WHAT THE TASK REQUIRES
Output the material below in full, exactly as it is.

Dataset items
● ● ● ● ● ● ●

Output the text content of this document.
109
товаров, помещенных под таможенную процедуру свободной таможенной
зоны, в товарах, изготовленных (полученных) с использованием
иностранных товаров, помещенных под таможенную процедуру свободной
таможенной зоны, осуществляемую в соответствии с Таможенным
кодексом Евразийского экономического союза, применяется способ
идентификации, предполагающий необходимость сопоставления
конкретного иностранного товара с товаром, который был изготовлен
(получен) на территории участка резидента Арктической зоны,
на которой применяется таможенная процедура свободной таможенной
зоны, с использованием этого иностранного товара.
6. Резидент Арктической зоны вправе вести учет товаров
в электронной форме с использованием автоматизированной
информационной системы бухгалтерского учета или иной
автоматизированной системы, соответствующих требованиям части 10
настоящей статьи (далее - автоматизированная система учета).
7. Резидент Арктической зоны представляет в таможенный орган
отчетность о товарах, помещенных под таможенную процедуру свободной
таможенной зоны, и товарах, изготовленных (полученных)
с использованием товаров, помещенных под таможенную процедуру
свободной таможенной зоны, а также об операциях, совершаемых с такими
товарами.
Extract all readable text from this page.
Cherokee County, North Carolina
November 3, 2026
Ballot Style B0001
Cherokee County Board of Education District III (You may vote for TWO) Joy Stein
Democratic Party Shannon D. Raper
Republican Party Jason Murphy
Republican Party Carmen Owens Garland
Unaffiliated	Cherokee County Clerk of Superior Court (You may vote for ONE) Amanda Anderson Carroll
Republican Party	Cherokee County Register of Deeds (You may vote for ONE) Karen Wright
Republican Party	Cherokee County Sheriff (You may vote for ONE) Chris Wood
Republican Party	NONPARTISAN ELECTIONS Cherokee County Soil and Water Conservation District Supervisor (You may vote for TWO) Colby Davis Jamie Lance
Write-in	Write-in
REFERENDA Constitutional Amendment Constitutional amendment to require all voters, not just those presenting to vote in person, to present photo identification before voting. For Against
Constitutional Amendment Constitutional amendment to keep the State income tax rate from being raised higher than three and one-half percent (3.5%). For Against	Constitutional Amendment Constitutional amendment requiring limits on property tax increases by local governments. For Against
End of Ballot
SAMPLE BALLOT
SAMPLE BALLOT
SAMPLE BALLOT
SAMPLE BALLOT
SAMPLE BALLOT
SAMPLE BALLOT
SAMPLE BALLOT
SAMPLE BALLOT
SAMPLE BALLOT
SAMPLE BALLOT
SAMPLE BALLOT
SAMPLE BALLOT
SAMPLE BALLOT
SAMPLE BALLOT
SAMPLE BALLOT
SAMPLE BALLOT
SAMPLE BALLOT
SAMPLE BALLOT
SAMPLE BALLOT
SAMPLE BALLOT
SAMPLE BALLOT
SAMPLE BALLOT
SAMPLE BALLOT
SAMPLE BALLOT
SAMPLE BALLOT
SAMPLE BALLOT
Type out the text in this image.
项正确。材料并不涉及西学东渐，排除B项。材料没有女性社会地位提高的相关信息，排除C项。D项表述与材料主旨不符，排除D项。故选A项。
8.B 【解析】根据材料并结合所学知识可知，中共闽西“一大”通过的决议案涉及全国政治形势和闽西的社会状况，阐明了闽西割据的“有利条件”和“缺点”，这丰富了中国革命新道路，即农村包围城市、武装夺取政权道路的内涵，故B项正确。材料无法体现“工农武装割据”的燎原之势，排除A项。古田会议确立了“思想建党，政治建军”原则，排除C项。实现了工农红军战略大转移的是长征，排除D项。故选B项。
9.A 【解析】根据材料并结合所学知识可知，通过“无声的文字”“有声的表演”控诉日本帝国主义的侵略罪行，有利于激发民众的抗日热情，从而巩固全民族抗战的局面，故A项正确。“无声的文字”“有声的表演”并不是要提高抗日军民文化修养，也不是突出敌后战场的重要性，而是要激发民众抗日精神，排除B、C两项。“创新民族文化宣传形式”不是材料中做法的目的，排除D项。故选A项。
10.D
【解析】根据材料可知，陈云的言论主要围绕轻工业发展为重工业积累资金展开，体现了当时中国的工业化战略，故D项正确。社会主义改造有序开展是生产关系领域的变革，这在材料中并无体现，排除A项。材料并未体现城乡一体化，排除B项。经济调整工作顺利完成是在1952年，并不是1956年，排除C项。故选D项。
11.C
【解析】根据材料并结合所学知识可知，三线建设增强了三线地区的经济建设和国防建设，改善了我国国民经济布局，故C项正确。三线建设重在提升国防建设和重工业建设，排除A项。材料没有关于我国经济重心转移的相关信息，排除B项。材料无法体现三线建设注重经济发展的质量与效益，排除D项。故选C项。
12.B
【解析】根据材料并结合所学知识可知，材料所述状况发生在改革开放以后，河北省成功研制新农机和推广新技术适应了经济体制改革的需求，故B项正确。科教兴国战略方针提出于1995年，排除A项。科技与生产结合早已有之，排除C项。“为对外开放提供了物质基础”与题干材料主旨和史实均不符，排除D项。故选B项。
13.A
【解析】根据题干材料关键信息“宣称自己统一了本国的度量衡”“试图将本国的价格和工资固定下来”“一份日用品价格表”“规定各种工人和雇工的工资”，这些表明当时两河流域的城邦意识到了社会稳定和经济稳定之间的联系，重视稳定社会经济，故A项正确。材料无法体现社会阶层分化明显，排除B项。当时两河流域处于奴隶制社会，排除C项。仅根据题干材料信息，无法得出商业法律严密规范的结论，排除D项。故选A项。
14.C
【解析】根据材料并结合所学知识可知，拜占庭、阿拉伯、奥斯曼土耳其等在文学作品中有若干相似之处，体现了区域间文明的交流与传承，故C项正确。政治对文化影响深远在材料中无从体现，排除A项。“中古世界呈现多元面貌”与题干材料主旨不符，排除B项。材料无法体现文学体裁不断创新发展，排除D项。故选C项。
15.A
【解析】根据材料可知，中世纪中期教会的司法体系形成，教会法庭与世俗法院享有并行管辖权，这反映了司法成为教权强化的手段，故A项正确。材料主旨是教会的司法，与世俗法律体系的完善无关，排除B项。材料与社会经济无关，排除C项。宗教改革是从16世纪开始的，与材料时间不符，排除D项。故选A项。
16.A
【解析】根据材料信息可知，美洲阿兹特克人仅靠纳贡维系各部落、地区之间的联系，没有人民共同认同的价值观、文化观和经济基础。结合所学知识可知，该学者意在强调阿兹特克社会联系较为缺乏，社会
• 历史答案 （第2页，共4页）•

● ● ● ● ● ● ●

IN RESPONSE
Output the text content of this document.
109
товаров, помещенных под таможенную процедуру свободной таможенной
зоны, в товарах, изготовленных (полученных) с использованием
иностранных товаров, помещенных под таможенную процедуру свободной
таможенной зоны, осуществляемую в соответствии с Таможенным
кодексом Евразийского экономического союза, применяется способ
идентификации, предполагающий необходимость сопоставления
конкретного иностранного товара с товаром, который был изготовлен
(получен) на территории участка резидента Арктической зоны,
на которой применяется таможенная процедура свободной таможенной
зоны, с использованием этого иностранного товара.
6. Резидент Арктической зоны вправе вести учет товаров
в электронной форме с использованием автоматизированной
информационной системы бухгалтерского учета или иной
автоматизированной системы, соответствующих требованиям части 10
настоящей статьи (далее - автоматизированная система учета).
7. Резидент Арктической зоны представляет в таможенный орган
отчетность о товарах, помещенных под таможенную процедуру свободной
таможенной зоны, и товарах, изготовленных (полученных)
с использованием товаров, помещенных под таможенную процедуру
свободной таможенной зоны, а также об операциях, совершаемых с такими
товарами.
Extract all readable text from this page.
Cherokee County, North Carolina
November 3, 2026
Ballot Style B0001
Cherokee County Board of Education District III (You may vote for TWO) Joy Stein
Democratic Party Shannon D. Raper
Republican Party Jason Murphy
Republican Party Carmen Owens Garland
Unaffiliated	Cherokee County Clerk of Superior Court (You may vote for ONE) Amanda Anderson Carroll
Republican Party	Cherokee County Register of Deeds (You may vote for ONE) Karen Wright
Republican Party	Cherokee County Sheriff (You may vote for ONE) Chris Wood
Republican Party	NONPARTISAN ELECTIONS Cherokee County Soil and Water Conservation District Supervisor (You may vote for TWO) Colby Davis Jamie Lance
Write-in	Write-in
REFERENDA Constitutional Amendment Constitutional amendment to require all voters, not just those presenting to vote in person, to present photo identification before voting. For Against
Constitutional Amendment Constitutional amendment to keep the State income tax rate from being raised higher than three and one-half percent (3.5%). For Against	Constitutional Amendment Constitutional amendment requiring limits on property tax increases by local governments. For Against
End of Ballot
SAMPLE BALLOT
SAMPLE BALLOT
SAMPLE BALLOT
SAMPLE BALLOT
SAMPLE BALLOT
SAMPLE BALLOT
SAMPLE BALLOT
SAMPLE BALLOT
SAMPLE BALLOT
SAMPLE BALLOT
SAMPLE BALLOT
SAMPLE BALLOT
SAMPLE BALLOT
SAMPLE BALLOT
SAMPLE BALLOT
SAMPLE BALLOT
SAMPLE BALLOT
SAMPLE BALLOT
SAMPLE BALLOT
SAMPLE BALLOT
SAMPLE BALLOT
SAMPLE BALLOT
SAMPLE BALLOT
SAMPLE BALLOT
SAMPLE BALLOT
SAMPLE BALLOT
Type out the text in this image.
项正确。材料并不涉及西学东渐，排除B项。材料没有女性社会地位提高的相关信息，排除C项。D项表述与材料主旨不符，排除D项。故选A项。
8.B 【解析】根据材料并结合所学知识可知，中共闽西“一大”通过的决议案涉及全国政治形势和闽西的社会状况，阐明了闽西割据的“有利条件”和“缺点”，这丰富了中国革命新道路，即农村包围城市、武装夺取政权道路的内涵，故B项正确。材料无法体现“工农武装割据”的燎原之势，排除A项。古田会议确立了“思想建党，政治建军”原则，排除C项。实现了工农红军战略大转移的是长征，排除D项。故选B项。
9.A 【解析】根据材料并结合所学知识可知，通过“无声的文字”“有声的表演”控诉日本帝国主义的侵略罪行，有利于激发民众的抗日热情，从而巩固全民族抗战的局面，故A项正确。“无声的文字”“有声的表演”并不是要提高抗日军民文化修养，也不是突出敌后战场的重要性，而是要激发民众抗日精神，排除B、C两项。“创新民族文化宣传形式”不是材料中做法的目的，排除D项。故选A项。
10.D
【解析】根据材料可知，陈云的言论主要围绕轻工业发展为重工业积累资金展开，体现了当时中国的工业化战略，故D项正确。社会主义改造有序开展是生产关系领域的变革，这在材料中并无体现，排除A项。材料并未体现城乡一体化，排除B项。经济调整工作顺利完成是在1952年，并不是1956年，排除C项。故选D项。
11.C
【解析】根据材料并结合所学知识可知，三线建设增强了三线地区的经济建设和国防建设，改善了我国国民经济布局，故C项正确。三线建设重在提升国防建设和重工业建设，排除A项。材料没有关于我国经济重心转移的相关信息，排除B项。材料无法体现三线建设注重经济发展的质量与效益，排除D项。故选C项。
12.B
【解析】根据材料并结合所学知识可知，材料所述状况发生在改革开放以后，河北省成功研制新农机和推广新技术适应了经济体制改革的需求，故B项正确。科教兴国战略方针提出于1995年，排除A项。科技与生产结合早已有之，排除C项。“为对外开放提供了物质基础”与题干材料主旨和史实均不符，排除D项。故选B项。
13.A
【解析】根据题干材料关键信息“宣称自己统一了本国的度量衡”“试图将本国的价格和工资固定下来”“一份日用品价格表”“规定各种工人和雇工的工资”，这些表明当时两河流域的城邦意识到了社会稳定和经济稳定之间的联系，重视稳定社会经济，故A项正确。材料无法体现社会阶层分化明显，排除B项。当时两河流域处于奴隶制社会，排除C项。仅根据题干材料信息，无法得出商业法律严密规范的结论，排除D项。故选A项。
14.C
【解析】根据材料并结合所学知识可知，拜占庭、阿拉伯、奥斯曼土耳其等在文学作品中有若干相似之处，体现了区域间文明的交流与传承，故C项正确。政治对文化影响深远在材料中无从体现，排除A项。“中古世界呈现多元面貌”与题干材料主旨不符，排除B项。材料无法体现文学体裁不断创新发展，排除D项。故选C项。
15.A
【解析】根据材料可知，中世纪中期教会的司法体系形成，教会法庭与世俗法院享有并行管辖权，这反映了司法成为教权强化的手段，故A项正确。材料主旨是教会的司法，与世俗法律体系的完善无关，排除B项。材料与社会经济无关，排除C项。宗教改革是从16世纪开始的，与材料时间不符，排除D项。故选A项。
16.A
【解析】根据材料信息可知，美洲阿兹特克人仅靠纳贡维系各部落、地区之间的联系，没有人民共同认同的价值观、文化观和经济基础。结合所学知识可知，该学者意在强调阿兹特克社会联系较为缺乏，社会
• 历史答案 （第2页，共4页）•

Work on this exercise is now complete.